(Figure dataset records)
##############################

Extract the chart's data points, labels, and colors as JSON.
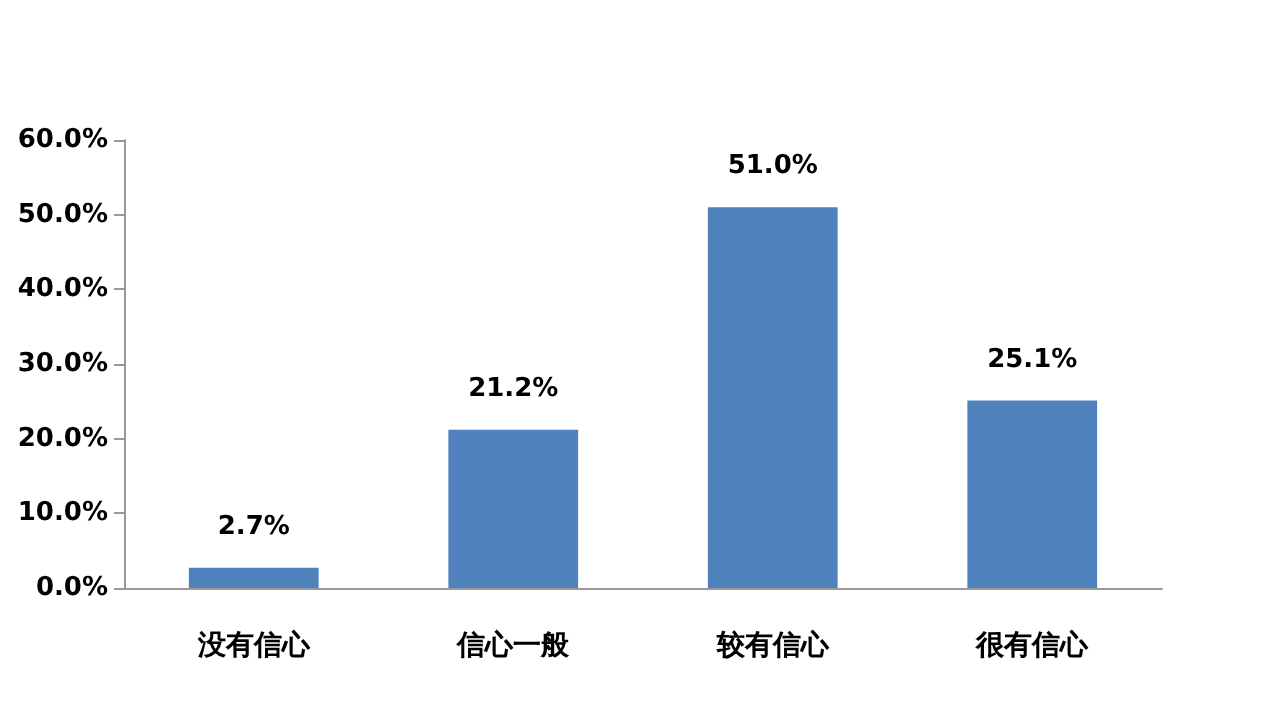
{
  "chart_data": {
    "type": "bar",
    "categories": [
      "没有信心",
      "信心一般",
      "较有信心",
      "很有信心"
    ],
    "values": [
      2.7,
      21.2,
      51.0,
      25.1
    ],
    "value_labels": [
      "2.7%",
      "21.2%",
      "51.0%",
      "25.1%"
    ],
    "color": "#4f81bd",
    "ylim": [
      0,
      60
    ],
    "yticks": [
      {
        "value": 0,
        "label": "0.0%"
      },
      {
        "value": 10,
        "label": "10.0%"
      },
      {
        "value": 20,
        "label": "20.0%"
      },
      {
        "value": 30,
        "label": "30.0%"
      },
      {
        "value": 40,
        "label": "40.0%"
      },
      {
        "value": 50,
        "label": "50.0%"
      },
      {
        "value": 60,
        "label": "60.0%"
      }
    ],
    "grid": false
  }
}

##############################

- Exercise instructions:
Leave out the pictures and repeat everything else in the records exactly.

- Solution for this task:
Extract the chart's data points, labels, and colors as JSON.
{
  "chart_data": {
    "type": "bar",
    "categories": [
      "没有信心",
      "信心一般",
      "较有信心",
      "很有信心"
    ],
    "values": [
      2.7,
      21.2,
      51.0,
      25.1
    ],
    "value_labels": [
      "2.7%",
      "21.2%",
      "51.0%",
      "25.1%"
    ],
    "color": "#4f81bd",
    "ylim": [
      0,
      60
    ],
    "yticks": [
      {
        "value": 0,
        "label": "0.0%"
      },
      {
        "value": 10,
        "label": "10.0%"
      },
      {
        "value": 20,
        "label": "20.0%"
      },
      {
        "value": 30,
        "label": "30.0%"
      },
      {
        "value": 40,
        "label": "40.0%"
      },
      {
        "value": 50,
        "label": "50.0%"
      },
      {
        "value": 60,
        "label": "60.0%"
      }
    ],
    "grid": false
  }
}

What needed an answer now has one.